Exercise: Exactly as given, repeat all of the entries.

Recorded data:
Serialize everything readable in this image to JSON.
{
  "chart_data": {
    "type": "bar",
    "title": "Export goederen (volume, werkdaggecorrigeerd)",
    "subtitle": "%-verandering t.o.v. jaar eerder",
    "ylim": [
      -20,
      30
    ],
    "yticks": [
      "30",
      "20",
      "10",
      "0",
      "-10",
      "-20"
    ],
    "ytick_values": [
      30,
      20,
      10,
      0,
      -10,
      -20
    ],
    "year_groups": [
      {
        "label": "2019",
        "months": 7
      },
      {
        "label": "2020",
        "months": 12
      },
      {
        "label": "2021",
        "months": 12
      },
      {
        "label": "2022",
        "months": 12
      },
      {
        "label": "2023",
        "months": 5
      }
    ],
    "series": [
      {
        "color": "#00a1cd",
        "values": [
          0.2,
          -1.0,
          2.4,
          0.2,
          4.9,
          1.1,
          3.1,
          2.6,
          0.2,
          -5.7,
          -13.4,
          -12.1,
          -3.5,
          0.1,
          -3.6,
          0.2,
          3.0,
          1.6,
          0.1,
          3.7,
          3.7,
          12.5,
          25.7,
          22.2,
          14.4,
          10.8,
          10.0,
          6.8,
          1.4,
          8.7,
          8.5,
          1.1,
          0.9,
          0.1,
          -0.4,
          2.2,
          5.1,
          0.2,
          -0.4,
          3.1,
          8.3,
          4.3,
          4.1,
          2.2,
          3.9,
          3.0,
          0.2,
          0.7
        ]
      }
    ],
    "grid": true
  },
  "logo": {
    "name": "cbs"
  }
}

Result of the task:
Serialize everything readable in this image to JSON.
{
  "chart_data": {
    "type": "bar",
    "title": "Export goederen (volume, werkdaggecorrigeerd)",
    "subtitle": "%-verandering t.o.v. jaar eerder",
    "ylim": [
      -20,
      30
    ],
    "yticks": [
      "30",
      "20",
      "10",
      "0",
      "-10",
      "-20"
    ],
    "ytick_values": [
      30,
      20,
      10,
      0,
      -10,
      -20
    ],
    "year_groups": [
      {
        "label": "2019",
        "months": 7
      },
      {
        "label": "2020",
        "months": 12
      },
      {
        "label": "2021",
        "months": 12
      },
      {
        "label": "2022",
        "months": 12
      },
      {
        "label": "2023",
        "months": 5
      }
    ],
    "series": [
      {
        "color": "#00a1cd",
        "values": [
          0.2,
          -1.0,
          2.4,
          0.2,
          4.9,
          1.1,
          3.1,
          2.6,
          0.2,
          -5.7,
          -13.4,
          -12.1,
          -3.5,
          0.1,
          -3.6,
          0.2,
          3.0,
          1.6,
          0.1,
          3.7,
          3.7,
          12.5,
          25.7,
          22.2,
          14.4,
          10.8,
          10.0,
          6.8,
          1.4,
          8.7,
          8.5,
          1.1,
          0.9,
          0.1,
          -0.4,
          2.2,
          5.1,
          0.2,
          -0.4,
          3.1,
          8.3,
          4.3,
          4.1,
          2.2,
          3.9,
          3.0,
          0.2,
          0.7
        ]
      }
    ],
    "grid": true
  },
  "logo": {
    "name": "cbs"
  }
}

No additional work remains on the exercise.